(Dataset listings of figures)
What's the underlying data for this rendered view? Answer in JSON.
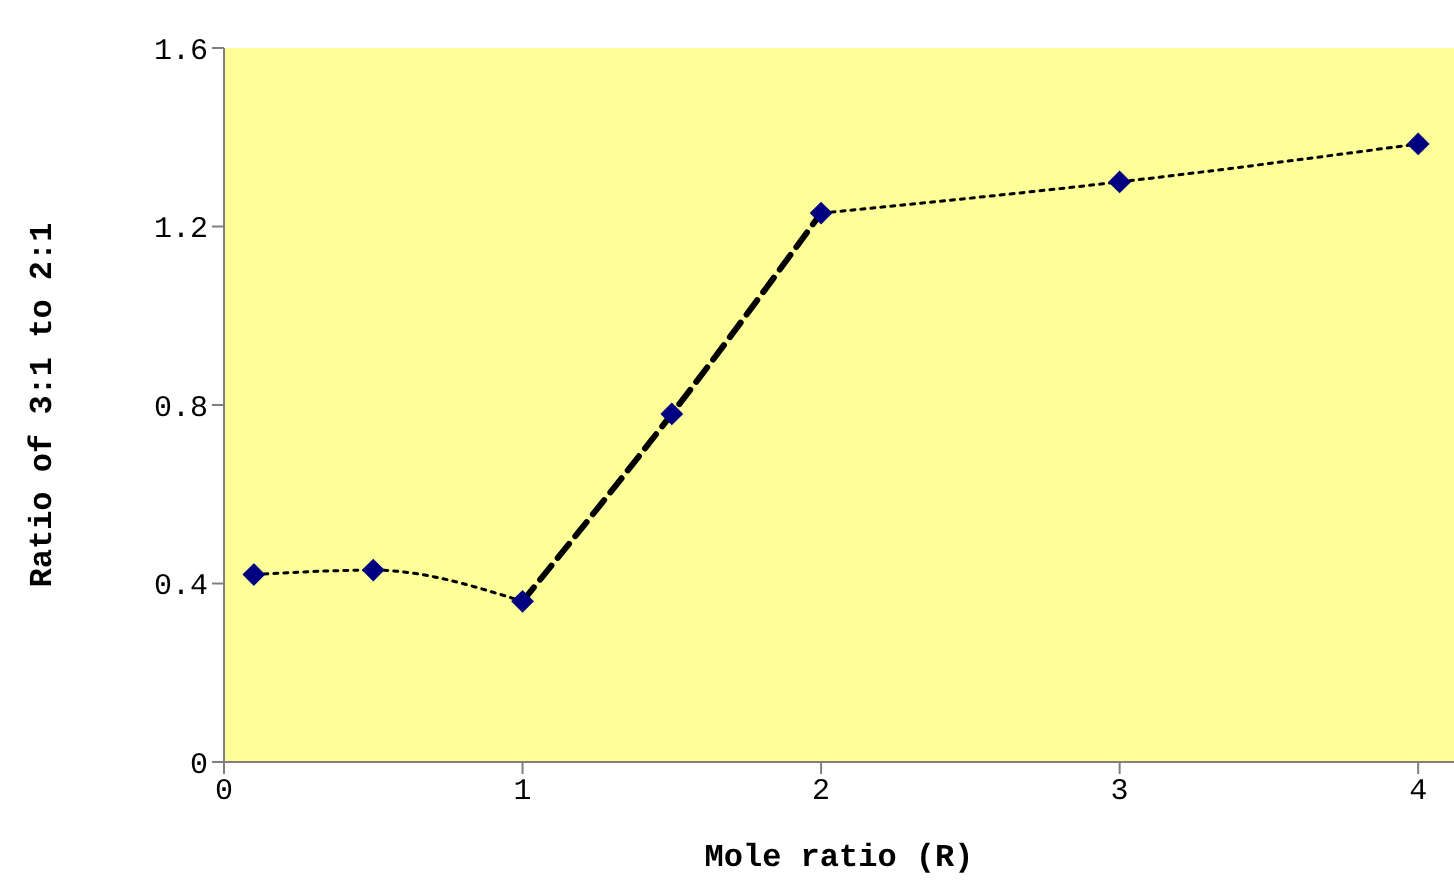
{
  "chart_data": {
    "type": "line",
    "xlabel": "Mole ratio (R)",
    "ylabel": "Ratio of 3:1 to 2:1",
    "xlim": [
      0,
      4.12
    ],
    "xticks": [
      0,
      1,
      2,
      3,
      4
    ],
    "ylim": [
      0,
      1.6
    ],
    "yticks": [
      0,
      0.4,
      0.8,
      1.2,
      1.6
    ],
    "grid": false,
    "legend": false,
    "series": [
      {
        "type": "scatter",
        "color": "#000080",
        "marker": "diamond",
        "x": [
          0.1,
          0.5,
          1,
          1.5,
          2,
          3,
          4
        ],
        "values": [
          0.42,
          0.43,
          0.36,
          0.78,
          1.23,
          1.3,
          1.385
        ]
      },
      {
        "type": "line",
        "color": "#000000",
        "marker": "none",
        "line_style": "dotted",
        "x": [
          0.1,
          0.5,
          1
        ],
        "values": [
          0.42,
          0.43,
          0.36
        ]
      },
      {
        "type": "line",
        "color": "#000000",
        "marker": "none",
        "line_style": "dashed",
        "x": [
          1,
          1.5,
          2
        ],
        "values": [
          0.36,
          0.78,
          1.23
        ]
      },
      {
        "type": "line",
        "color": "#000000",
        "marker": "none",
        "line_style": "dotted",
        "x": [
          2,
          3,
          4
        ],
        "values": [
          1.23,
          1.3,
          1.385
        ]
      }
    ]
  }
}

* * *

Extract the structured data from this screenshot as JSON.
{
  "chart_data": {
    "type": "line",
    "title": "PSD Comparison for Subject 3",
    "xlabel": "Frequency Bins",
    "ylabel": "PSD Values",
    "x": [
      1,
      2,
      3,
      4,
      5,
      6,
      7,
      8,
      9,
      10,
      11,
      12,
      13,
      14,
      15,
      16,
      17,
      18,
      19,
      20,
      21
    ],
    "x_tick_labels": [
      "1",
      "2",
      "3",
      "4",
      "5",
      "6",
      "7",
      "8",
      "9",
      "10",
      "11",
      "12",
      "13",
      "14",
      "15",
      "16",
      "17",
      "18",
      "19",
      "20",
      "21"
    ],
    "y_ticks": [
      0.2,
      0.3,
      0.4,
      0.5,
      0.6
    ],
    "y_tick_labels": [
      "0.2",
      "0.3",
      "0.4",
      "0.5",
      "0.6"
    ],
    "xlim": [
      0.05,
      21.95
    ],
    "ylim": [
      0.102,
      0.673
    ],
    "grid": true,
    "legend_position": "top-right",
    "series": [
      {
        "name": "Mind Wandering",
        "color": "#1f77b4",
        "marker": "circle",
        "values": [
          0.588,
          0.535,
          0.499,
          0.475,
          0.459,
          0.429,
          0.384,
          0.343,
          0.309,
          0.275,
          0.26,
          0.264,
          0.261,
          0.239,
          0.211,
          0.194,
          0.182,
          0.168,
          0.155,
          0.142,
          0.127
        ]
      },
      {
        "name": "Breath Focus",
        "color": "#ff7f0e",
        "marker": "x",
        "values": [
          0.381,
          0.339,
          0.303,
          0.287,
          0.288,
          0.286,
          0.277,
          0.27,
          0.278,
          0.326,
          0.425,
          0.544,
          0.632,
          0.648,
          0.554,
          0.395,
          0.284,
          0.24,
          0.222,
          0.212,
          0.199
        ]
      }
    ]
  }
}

_Given exercise_
Every line that holds the word "this" counts once; state the total number of such lines and nothing else.

_Task answer_
2